**TASK OBJECTIVE**
Copy out every line exactly, passing over the pictures.

**INPUT DATA**
************
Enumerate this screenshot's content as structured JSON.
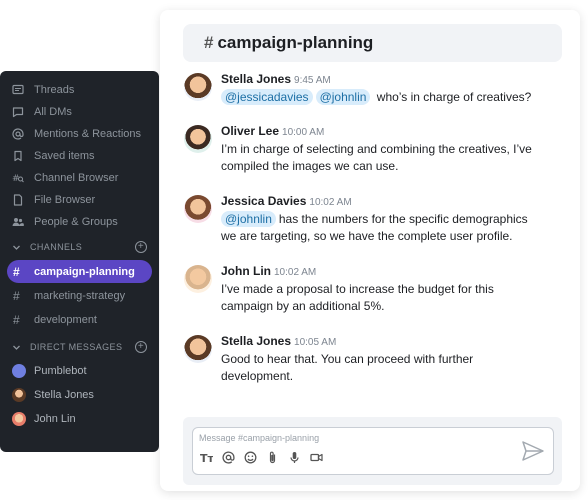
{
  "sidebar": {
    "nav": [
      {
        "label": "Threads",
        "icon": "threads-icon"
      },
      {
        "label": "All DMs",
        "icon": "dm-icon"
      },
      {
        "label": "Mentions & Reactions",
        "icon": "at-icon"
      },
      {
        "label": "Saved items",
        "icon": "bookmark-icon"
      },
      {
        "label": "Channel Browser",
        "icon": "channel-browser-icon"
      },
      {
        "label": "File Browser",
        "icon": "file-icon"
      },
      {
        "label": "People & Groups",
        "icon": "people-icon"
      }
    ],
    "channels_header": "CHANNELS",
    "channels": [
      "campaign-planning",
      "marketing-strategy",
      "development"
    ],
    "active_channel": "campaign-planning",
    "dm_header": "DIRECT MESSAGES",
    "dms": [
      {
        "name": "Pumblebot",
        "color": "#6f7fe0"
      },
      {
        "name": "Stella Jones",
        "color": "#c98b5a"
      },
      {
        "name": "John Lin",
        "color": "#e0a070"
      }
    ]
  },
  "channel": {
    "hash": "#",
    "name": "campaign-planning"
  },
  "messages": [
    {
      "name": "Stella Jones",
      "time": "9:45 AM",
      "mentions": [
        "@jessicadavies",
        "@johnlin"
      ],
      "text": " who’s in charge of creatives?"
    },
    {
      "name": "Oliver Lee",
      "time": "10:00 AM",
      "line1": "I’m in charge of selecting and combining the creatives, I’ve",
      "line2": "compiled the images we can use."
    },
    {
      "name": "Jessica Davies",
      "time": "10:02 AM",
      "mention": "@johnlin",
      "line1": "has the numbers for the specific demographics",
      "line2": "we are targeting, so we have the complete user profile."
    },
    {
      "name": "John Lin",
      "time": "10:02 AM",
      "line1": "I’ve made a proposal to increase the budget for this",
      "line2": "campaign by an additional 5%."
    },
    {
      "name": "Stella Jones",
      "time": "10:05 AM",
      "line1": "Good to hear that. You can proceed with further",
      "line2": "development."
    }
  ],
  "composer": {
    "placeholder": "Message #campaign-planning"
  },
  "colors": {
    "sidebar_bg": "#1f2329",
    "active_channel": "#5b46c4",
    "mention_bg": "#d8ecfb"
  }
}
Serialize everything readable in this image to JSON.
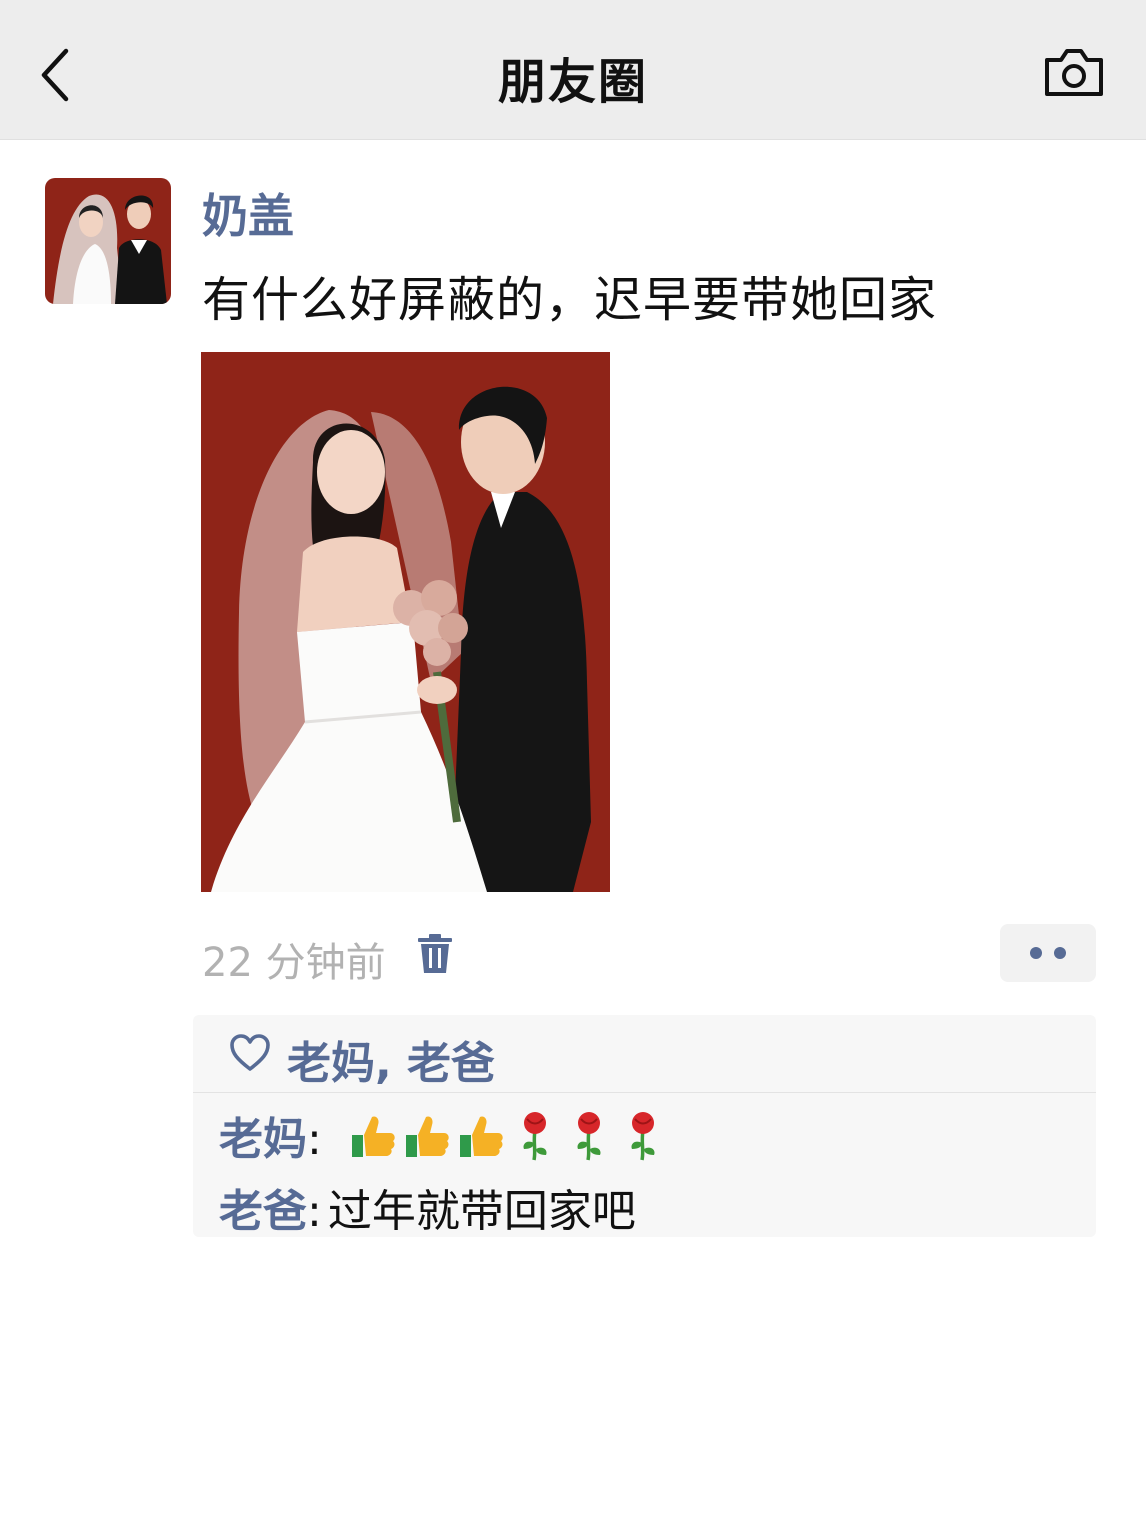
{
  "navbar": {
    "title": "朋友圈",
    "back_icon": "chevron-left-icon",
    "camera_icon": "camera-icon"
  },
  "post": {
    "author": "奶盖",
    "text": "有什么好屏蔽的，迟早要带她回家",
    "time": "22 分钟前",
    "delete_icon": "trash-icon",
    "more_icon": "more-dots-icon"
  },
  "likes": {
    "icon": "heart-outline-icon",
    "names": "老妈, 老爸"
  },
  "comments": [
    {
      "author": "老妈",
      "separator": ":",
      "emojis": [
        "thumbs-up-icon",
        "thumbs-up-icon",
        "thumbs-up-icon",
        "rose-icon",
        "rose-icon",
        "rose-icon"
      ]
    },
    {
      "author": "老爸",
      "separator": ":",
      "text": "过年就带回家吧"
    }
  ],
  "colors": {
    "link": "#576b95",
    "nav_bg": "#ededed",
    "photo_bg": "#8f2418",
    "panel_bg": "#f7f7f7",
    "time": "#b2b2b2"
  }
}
************
**ANSWER TO THIS EXERCISE**
Enumerate this screenshot's content as structured JSON.
{
  "sidebar": {
    "nav": [
      {
        "label": "Threads",
        "icon": "threads-icon"
      },
      {
        "label": "All DMs",
        "icon": "dm-icon"
      },
      {
        "label": "Mentions & Reactions",
        "icon": "at-icon"
      },
      {
        "label": "Saved items",
        "icon": "bookmark-icon"
      },
      {
        "label": "Channel Browser",
        "icon": "channel-browser-icon"
      },
      {
        "label": "File Browser",
        "icon": "file-icon"
      },
      {
        "label": "People & Groups",
        "icon": "people-icon"
      }
    ],
    "channels_header": "CHANNELS",
    "channels": [
      "campaign-planning",
      "marketing-strategy",
      "development"
    ],
    "active_channel": "campaign-planning",
    "dm_header": "DIRECT MESSAGES",
    "dms": [
      {
        "name": "Pumblebot",
        "color": "#6f7fe0"
      },
      {
        "name": "Stella Jones",
        "color": "#c98b5a"
      },
      {
        "name": "John Lin",
        "color": "#e0a070"
      }
    ]
  },
  "channel": {
    "hash": "#",
    "name": "campaign-planning"
  },
  "messages": [
    {
      "name": "Stella Jones",
      "time": "9:45 AM",
      "mentions": [
        "@jessicadavies",
        "@johnlin"
      ],
      "text": " who’s in charge of creatives?"
    },
    {
      "name": "Oliver Lee",
      "time": "10:00 AM",
      "line1": "I’m in charge of selecting and combining the creatives, I’ve",
      "line2": "compiled the images we can use."
    },
    {
      "name": "Jessica Davies",
      "time": "10:02 AM",
      "mention": "@johnlin",
      "line1": "has the numbers for the specific demographics",
      "line2": "we are targeting, so we have the complete user profile."
    },
    {
      "name": "John Lin",
      "time": "10:02 AM",
      "line1": "I’ve made a proposal to increase the budget for this",
      "line2": "campaign by an additional 5%."
    },
    {
      "name": "Stella Jones",
      "time": "10:05 AM",
      "line1": "Good to hear that. You can proceed with further",
      "line2": "development."
    }
  ],
  "composer": {
    "placeholder": "Message #campaign-planning"
  },
  "colors": {
    "sidebar_bg": "#1f2329",
    "active_channel": "#5b46c4",
    "mention_bg": "#d8ecfb"
  }
}
Serialize everything readable in this image to JSON.
{
  "navbar": {
    "title": "朋友圈",
    "back_icon": "chevron-left-icon",
    "camera_icon": "camera-icon"
  },
  "post": {
    "author": "奶盖",
    "text": "有什么好屏蔽的，迟早要带她回家",
    "time": "22 分钟前",
    "delete_icon": "trash-icon",
    "more_icon": "more-dots-icon"
  },
  "likes": {
    "icon": "heart-outline-icon",
    "names": "老妈, 老爸"
  },
  "comments": [
    {
      "author": "老妈",
      "separator": ":",
      "emojis": [
        "thumbs-up-icon",
        "thumbs-up-icon",
        "thumbs-up-icon",
        "rose-icon",
        "rose-icon",
        "rose-icon"
      ]
    },
    {
      "author": "老爸",
      "separator": ":",
      "text": "过年就带回家吧"
    }
  ],
  "colors": {
    "link": "#576b95",
    "nav_bg": "#ededed",
    "photo_bg": "#8f2418",
    "panel_bg": "#f7f7f7",
    "time": "#b2b2b2"
  }
}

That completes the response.